The listing below must be repeated word for word, with its images excluded.

Stored dataset items:

[Start]

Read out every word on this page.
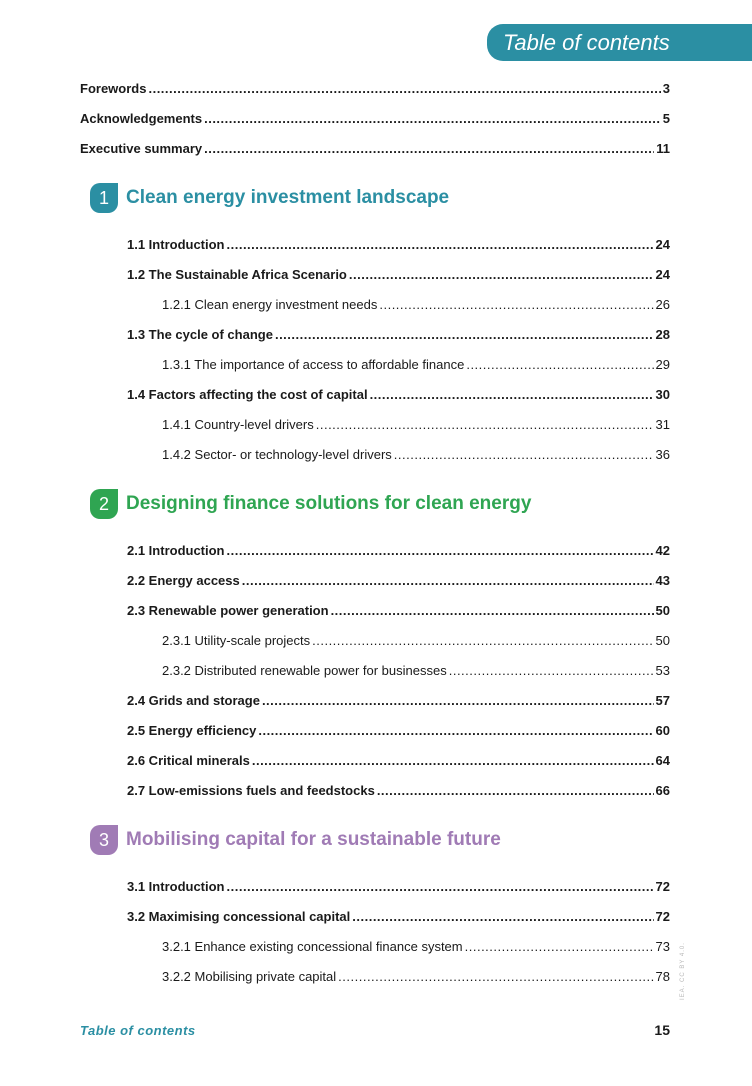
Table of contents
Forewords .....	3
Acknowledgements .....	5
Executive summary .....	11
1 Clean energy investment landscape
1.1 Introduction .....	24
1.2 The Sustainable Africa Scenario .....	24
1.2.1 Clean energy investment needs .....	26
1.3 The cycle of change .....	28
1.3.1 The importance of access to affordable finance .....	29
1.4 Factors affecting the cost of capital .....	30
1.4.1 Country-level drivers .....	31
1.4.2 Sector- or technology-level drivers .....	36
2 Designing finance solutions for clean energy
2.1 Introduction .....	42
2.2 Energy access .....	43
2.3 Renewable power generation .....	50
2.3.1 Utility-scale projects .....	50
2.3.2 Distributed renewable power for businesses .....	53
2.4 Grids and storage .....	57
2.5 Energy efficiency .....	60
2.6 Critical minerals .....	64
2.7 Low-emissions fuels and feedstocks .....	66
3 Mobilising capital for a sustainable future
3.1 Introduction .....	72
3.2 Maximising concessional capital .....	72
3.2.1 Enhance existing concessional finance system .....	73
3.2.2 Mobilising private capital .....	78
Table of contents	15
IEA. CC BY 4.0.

[End]

SOLVED EXERCISE:
Read out every word on this page.
Table of contents
Forewords .....	3
Acknowledgements .....	5
Executive summary .....	11
1 Clean energy investment landscape
1.1 Introduction .....	24
1.2 The Sustainable Africa Scenario .....	24
1.2.1 Clean energy investment needs .....	26
1.3 The cycle of change .....	28
1.3.1 The importance of access to affordable finance .....	29
1.4 Factors affecting the cost of capital .....	30
1.4.1 Country-level drivers .....	31
1.4.2 Sector- or technology-level drivers .....	36
2 Designing finance solutions for clean energy
2.1 Introduction .....	42
2.2 Energy access .....	43
2.3 Renewable power generation .....	50
2.3.1 Utility-scale projects .....	50
2.3.2 Distributed renewable power for businesses .....	53
2.4 Grids and storage .....	57
2.5 Energy efficiency .....	60
2.6 Critical minerals .....	64
2.7 Low-emissions fuels and feedstocks .....	66
3 Mobilising capital for a sustainable future
3.1 Introduction .....	72
3.2 Maximising concessional capital .....	72
3.2.1 Enhance existing concessional finance system .....	73
3.2.2 Mobilising private capital .....	78
Table of contents	15
IEA. CC BY 4.0.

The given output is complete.